#### Provided entries ####
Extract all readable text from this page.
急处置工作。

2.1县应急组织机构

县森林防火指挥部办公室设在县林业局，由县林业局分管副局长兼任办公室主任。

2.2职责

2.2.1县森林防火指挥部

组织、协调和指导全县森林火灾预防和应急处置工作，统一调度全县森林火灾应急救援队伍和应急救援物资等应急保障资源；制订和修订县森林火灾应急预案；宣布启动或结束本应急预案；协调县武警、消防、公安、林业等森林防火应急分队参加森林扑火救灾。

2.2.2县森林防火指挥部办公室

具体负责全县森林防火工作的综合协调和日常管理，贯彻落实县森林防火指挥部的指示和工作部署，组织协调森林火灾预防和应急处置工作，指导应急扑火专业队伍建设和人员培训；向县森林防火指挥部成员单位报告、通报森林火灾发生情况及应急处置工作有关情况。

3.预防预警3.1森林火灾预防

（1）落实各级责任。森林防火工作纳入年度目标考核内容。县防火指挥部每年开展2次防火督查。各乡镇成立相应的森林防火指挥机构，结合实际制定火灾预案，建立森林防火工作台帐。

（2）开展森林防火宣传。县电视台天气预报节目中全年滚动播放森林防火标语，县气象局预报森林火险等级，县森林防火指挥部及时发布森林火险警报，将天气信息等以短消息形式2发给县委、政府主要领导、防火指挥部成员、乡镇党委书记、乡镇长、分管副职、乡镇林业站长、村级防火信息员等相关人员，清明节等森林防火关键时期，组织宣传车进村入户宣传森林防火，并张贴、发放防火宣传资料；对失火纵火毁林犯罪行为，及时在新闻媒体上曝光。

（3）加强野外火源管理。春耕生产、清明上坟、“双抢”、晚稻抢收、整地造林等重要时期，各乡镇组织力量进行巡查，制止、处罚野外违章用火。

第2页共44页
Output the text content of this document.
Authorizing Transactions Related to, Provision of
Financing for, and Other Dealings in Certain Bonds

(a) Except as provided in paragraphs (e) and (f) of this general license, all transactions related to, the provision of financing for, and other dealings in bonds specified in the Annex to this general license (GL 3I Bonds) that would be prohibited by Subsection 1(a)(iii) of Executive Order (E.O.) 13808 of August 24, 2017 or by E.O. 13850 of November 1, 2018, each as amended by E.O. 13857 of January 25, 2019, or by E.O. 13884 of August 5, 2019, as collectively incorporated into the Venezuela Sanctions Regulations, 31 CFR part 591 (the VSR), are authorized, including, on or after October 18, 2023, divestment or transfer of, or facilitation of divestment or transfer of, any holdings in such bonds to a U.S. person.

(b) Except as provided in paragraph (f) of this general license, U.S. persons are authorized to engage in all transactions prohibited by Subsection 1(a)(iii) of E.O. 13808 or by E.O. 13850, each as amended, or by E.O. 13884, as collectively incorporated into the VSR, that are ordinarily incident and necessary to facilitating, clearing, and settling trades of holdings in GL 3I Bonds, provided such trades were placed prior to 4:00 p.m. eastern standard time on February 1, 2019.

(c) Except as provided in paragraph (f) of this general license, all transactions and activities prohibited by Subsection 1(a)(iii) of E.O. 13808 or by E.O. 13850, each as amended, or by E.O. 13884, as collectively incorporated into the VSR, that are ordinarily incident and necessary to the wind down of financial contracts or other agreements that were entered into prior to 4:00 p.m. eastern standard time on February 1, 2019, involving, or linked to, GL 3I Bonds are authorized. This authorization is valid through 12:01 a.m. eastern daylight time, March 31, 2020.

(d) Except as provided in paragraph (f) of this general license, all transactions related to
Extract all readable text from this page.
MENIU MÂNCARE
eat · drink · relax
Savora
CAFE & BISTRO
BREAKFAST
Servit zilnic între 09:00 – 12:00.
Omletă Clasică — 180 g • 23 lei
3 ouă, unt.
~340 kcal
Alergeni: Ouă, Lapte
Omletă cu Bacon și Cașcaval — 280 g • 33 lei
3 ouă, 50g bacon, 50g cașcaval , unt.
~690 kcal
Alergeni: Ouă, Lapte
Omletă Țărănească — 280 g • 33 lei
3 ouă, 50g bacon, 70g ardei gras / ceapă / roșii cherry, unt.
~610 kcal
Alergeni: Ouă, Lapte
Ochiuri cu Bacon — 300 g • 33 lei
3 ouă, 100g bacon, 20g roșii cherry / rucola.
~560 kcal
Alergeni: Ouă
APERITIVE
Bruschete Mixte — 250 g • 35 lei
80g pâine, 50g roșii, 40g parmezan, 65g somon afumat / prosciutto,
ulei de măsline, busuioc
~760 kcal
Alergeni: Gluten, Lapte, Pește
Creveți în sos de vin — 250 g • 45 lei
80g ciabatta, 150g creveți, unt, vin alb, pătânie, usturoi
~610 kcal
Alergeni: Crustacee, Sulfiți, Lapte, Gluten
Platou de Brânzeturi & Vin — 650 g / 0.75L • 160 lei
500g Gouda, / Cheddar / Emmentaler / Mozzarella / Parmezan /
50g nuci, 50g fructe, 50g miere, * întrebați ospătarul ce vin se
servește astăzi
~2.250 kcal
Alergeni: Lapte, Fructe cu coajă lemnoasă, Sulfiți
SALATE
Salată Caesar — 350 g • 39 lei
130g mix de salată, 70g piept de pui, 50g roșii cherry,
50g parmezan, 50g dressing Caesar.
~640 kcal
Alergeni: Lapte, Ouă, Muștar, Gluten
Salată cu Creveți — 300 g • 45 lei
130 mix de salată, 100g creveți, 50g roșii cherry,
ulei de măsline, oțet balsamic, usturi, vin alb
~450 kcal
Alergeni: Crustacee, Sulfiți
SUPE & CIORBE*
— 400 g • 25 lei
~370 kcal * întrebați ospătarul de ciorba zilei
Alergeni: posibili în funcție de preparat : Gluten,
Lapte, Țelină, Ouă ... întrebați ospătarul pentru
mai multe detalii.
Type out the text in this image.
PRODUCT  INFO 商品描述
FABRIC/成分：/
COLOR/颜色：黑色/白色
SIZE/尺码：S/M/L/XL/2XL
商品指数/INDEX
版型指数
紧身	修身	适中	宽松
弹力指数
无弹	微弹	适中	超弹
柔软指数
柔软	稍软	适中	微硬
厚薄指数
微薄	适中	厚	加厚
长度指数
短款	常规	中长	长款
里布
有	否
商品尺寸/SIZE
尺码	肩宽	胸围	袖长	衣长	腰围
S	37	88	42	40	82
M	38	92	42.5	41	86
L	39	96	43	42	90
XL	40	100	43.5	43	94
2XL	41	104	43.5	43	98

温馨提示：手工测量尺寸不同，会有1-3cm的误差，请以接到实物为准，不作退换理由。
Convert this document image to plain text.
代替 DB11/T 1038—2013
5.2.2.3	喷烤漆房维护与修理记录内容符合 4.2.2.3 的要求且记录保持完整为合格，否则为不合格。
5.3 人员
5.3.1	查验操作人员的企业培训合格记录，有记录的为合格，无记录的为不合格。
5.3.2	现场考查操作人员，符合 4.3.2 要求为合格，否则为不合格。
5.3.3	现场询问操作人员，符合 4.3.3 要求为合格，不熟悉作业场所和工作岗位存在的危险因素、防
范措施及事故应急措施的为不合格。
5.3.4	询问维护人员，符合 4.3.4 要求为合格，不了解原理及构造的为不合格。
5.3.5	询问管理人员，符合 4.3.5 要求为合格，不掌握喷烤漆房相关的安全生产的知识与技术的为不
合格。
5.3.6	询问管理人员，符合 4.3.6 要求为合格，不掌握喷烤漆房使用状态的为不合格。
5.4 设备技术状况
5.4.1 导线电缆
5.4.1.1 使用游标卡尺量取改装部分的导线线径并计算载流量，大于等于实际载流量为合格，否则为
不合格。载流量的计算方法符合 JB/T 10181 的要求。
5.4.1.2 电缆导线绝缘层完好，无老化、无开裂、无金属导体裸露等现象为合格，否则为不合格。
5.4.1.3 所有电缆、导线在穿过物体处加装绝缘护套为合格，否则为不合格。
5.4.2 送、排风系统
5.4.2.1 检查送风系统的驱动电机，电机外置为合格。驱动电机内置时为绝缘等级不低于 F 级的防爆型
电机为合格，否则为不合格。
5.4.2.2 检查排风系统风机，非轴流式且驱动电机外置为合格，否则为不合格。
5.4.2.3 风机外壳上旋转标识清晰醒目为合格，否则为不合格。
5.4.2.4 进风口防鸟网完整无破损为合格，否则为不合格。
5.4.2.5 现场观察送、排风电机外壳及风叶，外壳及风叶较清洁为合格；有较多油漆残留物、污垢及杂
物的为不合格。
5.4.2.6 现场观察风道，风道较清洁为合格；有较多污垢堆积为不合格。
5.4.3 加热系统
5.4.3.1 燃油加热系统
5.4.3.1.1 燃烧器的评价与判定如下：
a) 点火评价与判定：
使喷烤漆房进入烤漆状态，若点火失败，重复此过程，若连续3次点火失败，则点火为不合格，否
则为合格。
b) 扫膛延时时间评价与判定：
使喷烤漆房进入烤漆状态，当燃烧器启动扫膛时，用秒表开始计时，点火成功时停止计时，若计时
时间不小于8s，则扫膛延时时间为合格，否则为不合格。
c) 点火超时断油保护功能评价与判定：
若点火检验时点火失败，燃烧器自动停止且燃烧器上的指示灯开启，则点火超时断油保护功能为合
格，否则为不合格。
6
####
■ What to do: Select every line of the material above holding the word "要求为合格" and copy it.

■ Solution below:
5.3.2	现场考查操作人员，符合 4.3.2 要求为合格，否则为不合格。
5.3.3	现场询问操作人员，符合 4.3.3 要求为合格，不熟悉作业场所和工作岗位存在的危险因素、防
5.3.4	询问维护人员，符合 4.3.4 要求为合格，不了解原理及构造的为不合格。
5.3.5	询问管理人员，符合 4.3.5 要求为合格，不掌握喷烤漆房相关的安全生产的知识与技术的为不
5.3.6	询问管理人员，符合 4.3.6 要求为合格，不掌握喷烤漆房使用状态的为不合格。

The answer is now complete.